• AIM OF THE TASK:
Pick out each line of the records that includes the string "third", and copy it.

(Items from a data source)
····················
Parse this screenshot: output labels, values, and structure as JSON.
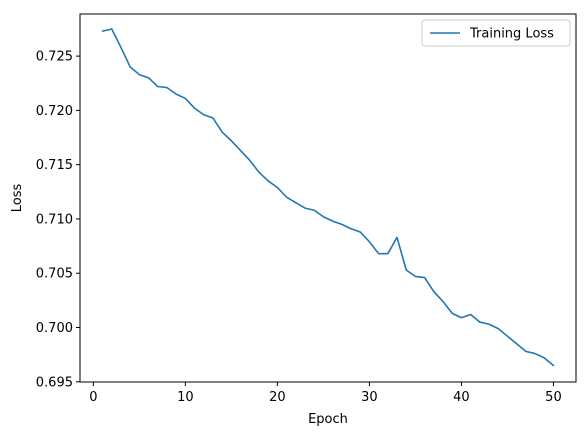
{
  "chart_data": {
    "type": "line",
    "title": "",
    "xlabel": "Epoch",
    "ylabel": "Loss",
    "xlim": [
      -1.45,
      52.45
    ],
    "ylim": [
      0.69498,
      0.72888
    ],
    "x_ticks": [
      0,
      10,
      20,
      30,
      40,
      50
    ],
    "y_ticks": [
      0.695,
      0.7,
      0.705,
      0.71,
      0.715,
      0.72,
      0.725
    ],
    "y_tick_labels": [
      "0.695",
      "0.700",
      "0.705",
      "0.710",
      "0.715",
      "0.720",
      "0.725"
    ],
    "grid": false,
    "legend_position": "top-right",
    "series": [
      {
        "name": "Training Loss",
        "color": "#1f77b4",
        "x": [
          1,
          2,
          3,
          4,
          5,
          6,
          7,
          8,
          9,
          10,
          11,
          12,
          13,
          14,
          15,
          16,
          17,
          18,
          19,
          20,
          21,
          22,
          23,
          24,
          25,
          26,
          27,
          28,
          29,
          30,
          31,
          32,
          33,
          34,
          35,
          36,
          37,
          38,
          39,
          40,
          41,
          42,
          43,
          44,
          45,
          46,
          47,
          48,
          49,
          50
        ],
        "values": [
          0.7273,
          0.7275,
          0.7258,
          0.724,
          0.7233,
          0.723,
          0.7222,
          0.7221,
          0.7215,
          0.7211,
          0.7202,
          0.7196,
          0.7193,
          0.718,
          0.7172,
          0.7163,
          0.7154,
          0.7143,
          0.7135,
          0.7129,
          0.712,
          0.7115,
          0.711,
          0.7108,
          0.7102,
          0.7098,
          0.7095,
          0.7091,
          0.7088,
          0.7079,
          0.7068,
          0.7068,
          0.7083,
          0.7053,
          0.7047,
          0.7046,
          0.7033,
          0.7024,
          0.7013,
          0.7009,
          0.7012,
          0.7005,
          0.7003,
          0.6999,
          0.6992,
          0.6985,
          0.6978,
          0.6976,
          0.6972,
          0.6965
        ]
      }
    ]
  }
}
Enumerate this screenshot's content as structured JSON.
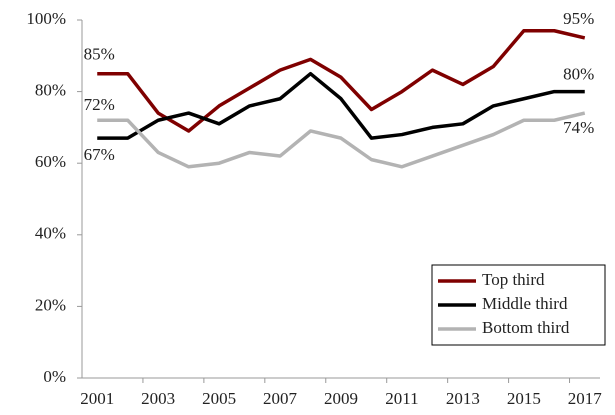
{
  "chart_data": {
    "type": "line",
    "categories": [
      "2001",
      null,
      "2003",
      null,
      "2005",
      null,
      "2007",
      null,
      "2009",
      null,
      "2011",
      null,
      "2013",
      null,
      "2015",
      null,
      "2017"
    ],
    "series": [
      {
        "name": "Top third",
        "color": "#7f0000",
        "values": [
          85,
          85,
          74,
          69,
          76,
          81,
          86,
          89,
          84,
          75,
          80,
          86,
          82,
          87,
          97,
          97,
          95
        ],
        "value_labels": [
          "85%",
          null,
          null,
          null,
          null,
          null,
          null,
          null,
          null,
          null,
          null,
          null,
          null,
          null,
          null,
          null,
          "95%"
        ]
      },
      {
        "name": "Middle third",
        "color": "#000000",
        "values": [
          67,
          67,
          72,
          74,
          71,
          76,
          78,
          85,
          78,
          67,
          68,
          70,
          71,
          76,
          78,
          80,
          80
        ],
        "value_labels": [
          "67%",
          null,
          null,
          null,
          null,
          null,
          null,
          null,
          null,
          null,
          null,
          null,
          null,
          null,
          null,
          null,
          "80%"
        ]
      },
      {
        "name": "Bottom third",
        "color": "#b3b3b3",
        "values": [
          72,
          72,
          63,
          59,
          60,
          63,
          62,
          69,
          67,
          61,
          59,
          62,
          65,
          68,
          72,
          72,
          74
        ],
        "value_labels": [
          "72%",
          null,
          null,
          null,
          null,
          null,
          null,
          null,
          null,
          null,
          null,
          null,
          null,
          null,
          null,
          null,
          "74%"
        ]
      }
    ],
    "ylim": [
      0,
      100
    ],
    "yticks": [
      {
        "value": 0,
        "label": "0%"
      },
      {
        "value": 20,
        "label": "20%"
      },
      {
        "value": 40,
        "label": "40%"
      },
      {
        "value": 60,
        "label": "60%"
      },
      {
        "value": 80,
        "label": "80%"
      },
      {
        "value": 100,
        "label": "100%"
      }
    ],
    "grid": false,
    "legend": "lower right"
  }
}
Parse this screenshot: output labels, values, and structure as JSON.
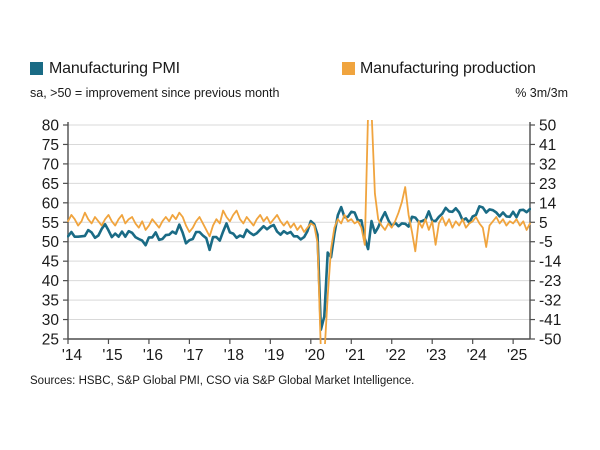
{
  "legend": {
    "pmi": {
      "label": "Manufacturing PMI",
      "sublabel": "sa, >50 = improvement since previous month",
      "color": "#1a6b85"
    },
    "production": {
      "label": "Manufacturing production",
      "sublabel": "% 3m/3m",
      "color": "#f0a43e"
    }
  },
  "footer": {
    "sources": "Sources: HSBC, S&P Global PMI, CSO via S&P Global Market Intelligence."
  },
  "chart_data": {
    "type": "line",
    "x_start": "2014-01",
    "x_end": "2025-06",
    "points_per_year": 12,
    "x_labels": [
      "'14",
      "'15",
      "'16",
      "'17",
      "'18",
      "'19",
      "'20",
      "'21",
      "'22",
      "'23",
      "'24",
      "'25"
    ],
    "grid": true,
    "grid_color": "#d9d9d9",
    "axis_color": "#4d4d4d",
    "legend_position": "top",
    "left_axis": {
      "series": "Manufacturing PMI",
      "ticks": [
        80,
        75,
        70,
        65,
        60,
        55,
        50,
        45,
        40,
        35,
        30,
        25
      ],
      "range": [
        25,
        80
      ]
    },
    "right_axis": {
      "series": "Manufacturing production",
      "label": "% 3m/3m",
      "ticks": [
        50,
        41,
        32,
        23,
        14,
        5,
        -5,
        -14,
        -23,
        -32,
        -41,
        -50
      ],
      "range": [
        -50,
        50
      ]
    },
    "series": [
      {
        "name": "Manufacturing PMI",
        "axis": "left",
        "color": "#1a6b85",
        "width": 2.6,
        "values": [
          51.4,
          52.5,
          51.3,
          51.3,
          51.4,
          51.5,
          53.0,
          52.4,
          51.0,
          51.6,
          53.3,
          54.5,
          52.9,
          51.2,
          52.1,
          51.3,
          52.6,
          51.3,
          52.7,
          52.3,
          51.2,
          50.7,
          50.3,
          49.1,
          51.1,
          51.1,
          52.4,
          50.5,
          50.7,
          51.7,
          51.8,
          52.6,
          52.1,
          54.4,
          52.3,
          49.6,
          50.4,
          50.7,
          52.5,
          52.5,
          51.6,
          50.9,
          47.9,
          51.2,
          51.2,
          50.3,
          52.6,
          54.7,
          52.4,
          52.1,
          51.0,
          51.6,
          51.2,
          53.1,
          52.3,
          51.7,
          52.2,
          53.1,
          54.0,
          53.2,
          53.9,
          54.3,
          52.6,
          51.8,
          52.7,
          52.1,
          52.5,
          51.4,
          51.4,
          50.6,
          51.2,
          52.7,
          55.3,
          54.5,
          51.8,
          27.4,
          30.8,
          47.2,
          46.0,
          52.0,
          56.8,
          58.9,
          56.3,
          56.4,
          57.7,
          57.5,
          55.4,
          55.5,
          50.8,
          48.1,
          55.3,
          52.3,
          53.7,
          55.9,
          57.6,
          55.5,
          54.0,
          54.9,
          54.0,
          54.7,
          54.6,
          53.9,
          56.4,
          56.2,
          55.1,
          55.3,
          55.7,
          57.8,
          55.4,
          55.3,
          56.4,
          57.2,
          58.7,
          57.8,
          57.7,
          58.6,
          57.5,
          55.5,
          56.0,
          54.9,
          56.5,
          56.9,
          59.1,
          58.8,
          57.5,
          58.3,
          58.1,
          57.5,
          56.5,
          57.5,
          56.5,
          56.4,
          57.7,
          56.3,
          58.1,
          58.2,
          57.6,
          58.4
        ]
      },
      {
        "name": "Manufacturing production",
        "axis": "right",
        "color": "#f0a43e",
        "width": 1.8,
        "values": [
          5,
          8,
          6,
          3,
          5,
          9,
          6,
          4,
          7,
          5,
          3,
          6,
          8,
          5,
          3,
          6,
          8,
          4,
          6,
          7,
          4,
          2,
          5,
          1,
          3,
          6,
          4,
          2,
          5,
          7,
          5,
          8,
          6,
          9,
          7,
          3,
          0,
          2,
          5,
          7,
          4,
          1,
          -2,
          3,
          6,
          4,
          10,
          7,
          5,
          8,
          10,
          6,
          4,
          7,
          5,
          3,
          6,
          8,
          5,
          7,
          4,
          6,
          8,
          5,
          3,
          5,
          2,
          4,
          1,
          3,
          0,
          2,
          4,
          3,
          -5,
          -56,
          -58,
          -30,
          -8,
          2,
          6,
          4,
          8,
          5,
          6,
          4,
          5,
          2,
          -6,
          56,
          57,
          18,
          6,
          3,
          1,
          4,
          2,
          5,
          9,
          14,
          21,
          8,
          0,
          -9,
          5,
          2,
          6,
          1,
          5,
          -6,
          4,
          7,
          3,
          6,
          2,
          5,
          3,
          6,
          2,
          4,
          5,
          7,
          4,
          2,
          -7,
          3,
          5,
          7,
          4,
          6,
          3,
          5,
          4,
          6,
          3,
          5,
          1,
          4
        ]
      }
    ]
  }
}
····················
• EXERCISE SOLUTION:
        "name": "Top third",
        "name": "Middle third",
        "name": "Bottom third",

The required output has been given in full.